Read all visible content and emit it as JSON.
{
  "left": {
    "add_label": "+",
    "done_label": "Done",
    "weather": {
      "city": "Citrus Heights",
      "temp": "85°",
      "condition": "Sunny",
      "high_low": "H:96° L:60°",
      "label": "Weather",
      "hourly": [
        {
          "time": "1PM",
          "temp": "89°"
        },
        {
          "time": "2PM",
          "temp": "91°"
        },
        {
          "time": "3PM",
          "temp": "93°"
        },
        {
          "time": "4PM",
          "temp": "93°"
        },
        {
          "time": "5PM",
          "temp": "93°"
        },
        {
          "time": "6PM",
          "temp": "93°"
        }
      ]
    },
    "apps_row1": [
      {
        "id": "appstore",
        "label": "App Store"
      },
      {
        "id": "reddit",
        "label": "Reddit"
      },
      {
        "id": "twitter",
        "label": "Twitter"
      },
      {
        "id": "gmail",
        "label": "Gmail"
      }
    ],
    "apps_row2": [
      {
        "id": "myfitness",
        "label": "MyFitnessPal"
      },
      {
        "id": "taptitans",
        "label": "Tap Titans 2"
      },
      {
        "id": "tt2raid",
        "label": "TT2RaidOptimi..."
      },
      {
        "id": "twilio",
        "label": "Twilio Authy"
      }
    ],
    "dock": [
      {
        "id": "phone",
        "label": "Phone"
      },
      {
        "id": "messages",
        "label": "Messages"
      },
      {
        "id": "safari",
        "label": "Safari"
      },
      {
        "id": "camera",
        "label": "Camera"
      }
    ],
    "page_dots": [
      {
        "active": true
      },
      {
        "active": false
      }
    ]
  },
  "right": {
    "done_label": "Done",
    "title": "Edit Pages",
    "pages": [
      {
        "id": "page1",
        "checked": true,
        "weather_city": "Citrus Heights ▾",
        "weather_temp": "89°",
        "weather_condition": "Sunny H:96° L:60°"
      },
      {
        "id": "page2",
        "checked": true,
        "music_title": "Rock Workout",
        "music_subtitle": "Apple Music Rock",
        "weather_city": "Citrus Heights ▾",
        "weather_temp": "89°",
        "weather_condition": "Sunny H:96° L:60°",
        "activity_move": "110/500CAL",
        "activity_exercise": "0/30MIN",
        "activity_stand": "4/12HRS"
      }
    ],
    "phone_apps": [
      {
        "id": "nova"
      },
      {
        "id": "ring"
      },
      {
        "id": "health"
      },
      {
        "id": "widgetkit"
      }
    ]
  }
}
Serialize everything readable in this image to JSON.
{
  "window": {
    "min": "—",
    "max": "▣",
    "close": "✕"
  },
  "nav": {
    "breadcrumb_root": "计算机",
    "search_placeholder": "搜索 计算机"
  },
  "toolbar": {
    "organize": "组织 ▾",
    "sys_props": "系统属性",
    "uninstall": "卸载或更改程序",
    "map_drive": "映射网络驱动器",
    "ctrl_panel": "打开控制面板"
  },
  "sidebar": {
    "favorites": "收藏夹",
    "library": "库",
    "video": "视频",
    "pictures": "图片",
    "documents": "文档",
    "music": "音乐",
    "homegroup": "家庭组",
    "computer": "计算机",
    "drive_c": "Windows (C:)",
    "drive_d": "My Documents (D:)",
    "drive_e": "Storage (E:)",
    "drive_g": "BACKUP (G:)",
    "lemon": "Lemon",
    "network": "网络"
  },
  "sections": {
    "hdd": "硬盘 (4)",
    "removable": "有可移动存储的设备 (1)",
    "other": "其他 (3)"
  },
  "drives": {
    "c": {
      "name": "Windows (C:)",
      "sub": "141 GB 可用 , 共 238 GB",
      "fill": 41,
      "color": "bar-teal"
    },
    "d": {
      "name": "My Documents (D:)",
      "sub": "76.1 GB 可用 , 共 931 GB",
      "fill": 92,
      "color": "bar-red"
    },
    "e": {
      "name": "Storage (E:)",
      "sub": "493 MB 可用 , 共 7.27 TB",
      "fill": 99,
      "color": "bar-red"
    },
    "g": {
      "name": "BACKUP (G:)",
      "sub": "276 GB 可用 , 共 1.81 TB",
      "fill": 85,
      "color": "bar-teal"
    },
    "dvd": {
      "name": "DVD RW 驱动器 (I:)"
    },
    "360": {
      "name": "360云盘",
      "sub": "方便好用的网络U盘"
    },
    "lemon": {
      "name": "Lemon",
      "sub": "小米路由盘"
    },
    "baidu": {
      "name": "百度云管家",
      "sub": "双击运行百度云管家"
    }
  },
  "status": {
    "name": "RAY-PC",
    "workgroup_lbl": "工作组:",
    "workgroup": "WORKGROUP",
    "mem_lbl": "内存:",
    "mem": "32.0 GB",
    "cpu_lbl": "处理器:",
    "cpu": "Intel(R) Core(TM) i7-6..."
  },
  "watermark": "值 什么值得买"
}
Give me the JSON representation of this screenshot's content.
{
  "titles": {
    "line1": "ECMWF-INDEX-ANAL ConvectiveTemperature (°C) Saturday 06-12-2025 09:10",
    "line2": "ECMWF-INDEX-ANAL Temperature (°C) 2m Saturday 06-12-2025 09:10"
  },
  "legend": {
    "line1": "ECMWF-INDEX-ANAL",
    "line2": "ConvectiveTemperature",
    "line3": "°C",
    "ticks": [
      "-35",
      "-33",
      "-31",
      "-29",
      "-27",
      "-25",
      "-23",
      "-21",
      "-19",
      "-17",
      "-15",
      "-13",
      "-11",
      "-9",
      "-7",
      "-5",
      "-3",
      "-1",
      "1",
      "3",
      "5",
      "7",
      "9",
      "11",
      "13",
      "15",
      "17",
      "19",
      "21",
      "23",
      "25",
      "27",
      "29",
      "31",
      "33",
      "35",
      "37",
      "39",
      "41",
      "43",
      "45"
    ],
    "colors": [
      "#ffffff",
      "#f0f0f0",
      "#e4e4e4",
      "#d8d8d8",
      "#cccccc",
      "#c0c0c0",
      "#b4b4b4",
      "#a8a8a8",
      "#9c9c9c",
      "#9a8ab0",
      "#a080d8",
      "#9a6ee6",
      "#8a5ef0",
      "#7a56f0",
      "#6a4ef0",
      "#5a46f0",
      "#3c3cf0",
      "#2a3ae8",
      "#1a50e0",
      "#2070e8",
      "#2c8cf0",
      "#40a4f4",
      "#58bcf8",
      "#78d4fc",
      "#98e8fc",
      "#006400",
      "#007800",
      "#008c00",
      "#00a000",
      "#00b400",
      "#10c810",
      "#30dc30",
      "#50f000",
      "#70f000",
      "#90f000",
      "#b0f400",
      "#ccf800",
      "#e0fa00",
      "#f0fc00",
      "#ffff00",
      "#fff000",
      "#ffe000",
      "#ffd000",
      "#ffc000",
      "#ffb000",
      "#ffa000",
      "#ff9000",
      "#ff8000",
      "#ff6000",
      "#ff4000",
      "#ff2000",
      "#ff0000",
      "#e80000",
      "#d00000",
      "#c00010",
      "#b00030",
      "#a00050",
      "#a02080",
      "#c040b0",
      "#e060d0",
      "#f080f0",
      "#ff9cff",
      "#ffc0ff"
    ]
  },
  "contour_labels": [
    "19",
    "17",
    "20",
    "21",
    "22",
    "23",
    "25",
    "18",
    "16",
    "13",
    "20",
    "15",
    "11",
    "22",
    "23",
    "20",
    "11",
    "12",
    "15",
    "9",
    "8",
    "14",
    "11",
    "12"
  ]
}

===

*Goal of the exercise*.
All of the records must be retyped exactly as they are.

*Response below*.
Read all visible content and emit it as JSON.
{
  "left": {
    "add_label": "+",
    "done_label": "Done",
    "weather": {
      "city": "Citrus Heights",
      "temp": "85°",
      "condition": "Sunny",
      "high_low": "H:96° L:60°",
      "label": "Weather",
      "hourly": [
        {
          "time": "1PM",
          "temp": "89°"
        },
        {
          "time": "2PM",
          "temp": "91°"
        },
        {
          "time": "3PM",
          "temp": "93°"
        },
        {
          "time": "4PM",
          "temp": "93°"
        },
        {
          "time": "5PM",
          "temp": "93°"
        },
        {
          "time": "6PM",
          "temp": "93°"
        }
      ]
    },
    "apps_row1": [
      {
        "id": "appstore",
        "label": "App Store"
      },
      {
        "id": "reddit",
        "label": "Reddit"
      },
      {
        "id": "twitter",
        "label": "Twitter"
      },
      {
        "id": "gmail",
        "label": "Gmail"
      }
    ],
    "apps_row2": [
      {
        "id": "myfitness",
        "label": "MyFitnessPal"
      },
      {
        "id": "taptitans",
        "label": "Tap Titans 2"
      },
      {
        "id": "tt2raid",
        "label": "TT2RaidOptimi..."
      },
      {
        "id": "twilio",
        "label": "Twilio Authy"
      }
    ],
    "dock": [
      {
        "id": "phone",
        "label": "Phone"
      },
      {
        "id": "messages",
        "label": "Messages"
      },
      {
        "id": "safari",
        "label": "Safari"
      },
      {
        "id": "camera",
        "label": "Camera"
      }
    ],
    "page_dots": [
      {
        "active": true
      },
      {
        "active": false
      }
    ]
  },
  "right": {
    "done_label": "Done",
    "title": "Edit Pages",
    "pages": [
      {
        "id": "page1",
        "checked": true,
        "weather_city": "Citrus Heights ▾",
        "weather_temp": "89°",
        "weather_condition": "Sunny H:96° L:60°"
      },
      {
        "id": "page2",
        "checked": true,
        "music_title": "Rock Workout",
        "music_subtitle": "Apple Music Rock",
        "weather_city": "Citrus Heights ▾",
        "weather_temp": "89°",
        "weather_condition": "Sunny H:96° L:60°",
        "activity_move": "110/500CAL",
        "activity_exercise": "0/30MIN",
        "activity_stand": "4/12HRS"
      }
    ],
    "phone_apps": [
      {
        "id": "nova"
      },
      {
        "id": "ring"
      },
      {
        "id": "health"
      },
      {
        "id": "widgetkit"
      }
    ]
  }
}
Serialize everything readable in this image to JSON.
{
  "window": {
    "min": "—",
    "max": "▣",
    "close": "✕"
  },
  "nav": {
    "breadcrumb_root": "计算机",
    "search_placeholder": "搜索 计算机"
  },
  "toolbar": {
    "organize": "组织 ▾",
    "sys_props": "系统属性",
    "uninstall": "卸载或更改程序",
    "map_drive": "映射网络驱动器",
    "ctrl_panel": "打开控制面板"
  },
  "sidebar": {
    "favorites": "收藏夹",
    "library": "库",
    "video": "视频",
    "pictures": "图片",
    "documents": "文档",
    "music": "音乐",
    "homegroup": "家庭组",
    "computer": "计算机",
    "drive_c": "Windows (C:)",
    "drive_d": "My Documents (D:)",
    "drive_e": "Storage (E:)",
    "drive_g": "BACKUP (G:)",
    "lemon": "Lemon",
    "network": "网络"
  },
  "sections": {
    "hdd": "硬盘 (4)",
    "removable": "有可移动存储的设备 (1)",
    "other": "其他 (3)"
  },
  "drives": {
    "c": {
      "name": "Windows (C:)",
      "sub": "141 GB 可用 , 共 238 GB",
      "fill": 41,
      "color": "bar-teal"
    },
    "d": {
      "name": "My Documents (D:)",
      "sub": "76.1 GB 可用 , 共 931 GB",
      "fill": 92,
      "color": "bar-red"
    },
    "e": {
      "name": "Storage (E:)",
      "sub": "493 MB 可用 , 共 7.27 TB",
      "fill": 99,
      "color": "bar-red"
    },
    "g": {
      "name": "BACKUP (G:)",
      "sub": "276 GB 可用 , 共 1.81 TB",
      "fill": 85,
      "color": "bar-teal"
    },
    "dvd": {
      "name": "DVD RW 驱动器 (I:)"
    },
    "360": {
      "name": "360云盘",
      "sub": "方便好用的网络U盘"
    },
    "lemon": {
      "name": "Lemon",
      "sub": "小米路由盘"
    },
    "baidu": {
      "name": "百度云管家",
      "sub": "双击运行百度云管家"
    }
  },
  "status": {
    "name": "RAY-PC",
    "workgroup_lbl": "工作组:",
    "workgroup": "WORKGROUP",
    "mem_lbl": "内存:",
    "mem": "32.0 GB",
    "cpu_lbl": "处理器:",
    "cpu": "Intel(R) Core(TM) i7-6..."
  },
  "watermark": "值 什么值得买"
}
Give me the JSON representation of this screenshot's content.
{
  "titles": {
    "line1": "ECMWF-INDEX-ANAL ConvectiveTemperature (°C) Saturday 06-12-2025 09:10",
    "line2": "ECMWF-INDEX-ANAL Temperature (°C) 2m Saturday 06-12-2025 09:10"
  },
  "legend": {
    "line1": "ECMWF-INDEX-ANAL",
    "line2": "ConvectiveTemperature",
    "line3": "°C",
    "ticks": [
      "-35",
      "-33",
      "-31",
      "-29",
      "-27",
      "-25",
      "-23",
      "-21",
      "-19",
      "-17",
      "-15",
      "-13",
      "-11",
      "-9",
      "-7",
      "-5",
      "-3",
      "-1",
      "1",
      "3",
      "5",
      "7",
      "9",
      "11",
      "13",
      "15",
      "17",
      "19",
      "21",
      "23",
      "25",
      "27",
      "29",
      "31",
      "33",
      "35",
      "37",
      "39",
      "41",
      "43",
      "45"
    ],
    "colors": [
      "#ffffff",
      "#f0f0f0",
      "#e4e4e4",
      "#d8d8d8",
      "#cccccc",
      "#c0c0c0",
      "#b4b4b4",
      "#a8a8a8",
      "#9c9c9c",
      "#9a8ab0",
      "#a080d8",
      "#9a6ee6",
      "#8a5ef0",
      "#7a56f0",
      "#6a4ef0",
      "#5a46f0",
      "#3c3cf0",
      "#2a3ae8",
      "#1a50e0",
      "#2070e8",
      "#2c8cf0",
      "#40a4f4",
      "#58bcf8",
      "#78d4fc",
      "#98e8fc",
      "#006400",
      "#007800",
      "#008c00",
      "#00a000",
      "#00b400",
      "#10c810",
      "#30dc30",
      "#50f000",
      "#70f000",
      "#90f000",
      "#b0f400",
      "#ccf800",
      "#e0fa00",
      "#f0fc00",
      "#ffff00",
      "#fff000",
      "#ffe000",
      "#ffd000",
      "#ffc000",
      "#ffb000",
      "#ffa000",
      "#ff9000",
      "#ff8000",
      "#ff6000",
      "#ff4000",
      "#ff2000",
      "#ff0000",
      "#e80000",
      "#d00000",
      "#c00010",
      "#b00030",
      "#a00050",
      "#a02080",
      "#c040b0",
      "#e060d0",
      "#f080f0",
      "#ff9cff",
      "#ffc0ff"
    ]
  },
  "contour_labels": [
    "19",
    "17",
    "20",
    "21",
    "22",
    "23",
    "25",
    "18",
    "16",
    "13",
    "20",
    "15",
    "11",
    "22",
    "23",
    "20",
    "11",
    "12",
    "15",
    "9",
    "8",
    "14",
    "11",
    "12"
  ]
}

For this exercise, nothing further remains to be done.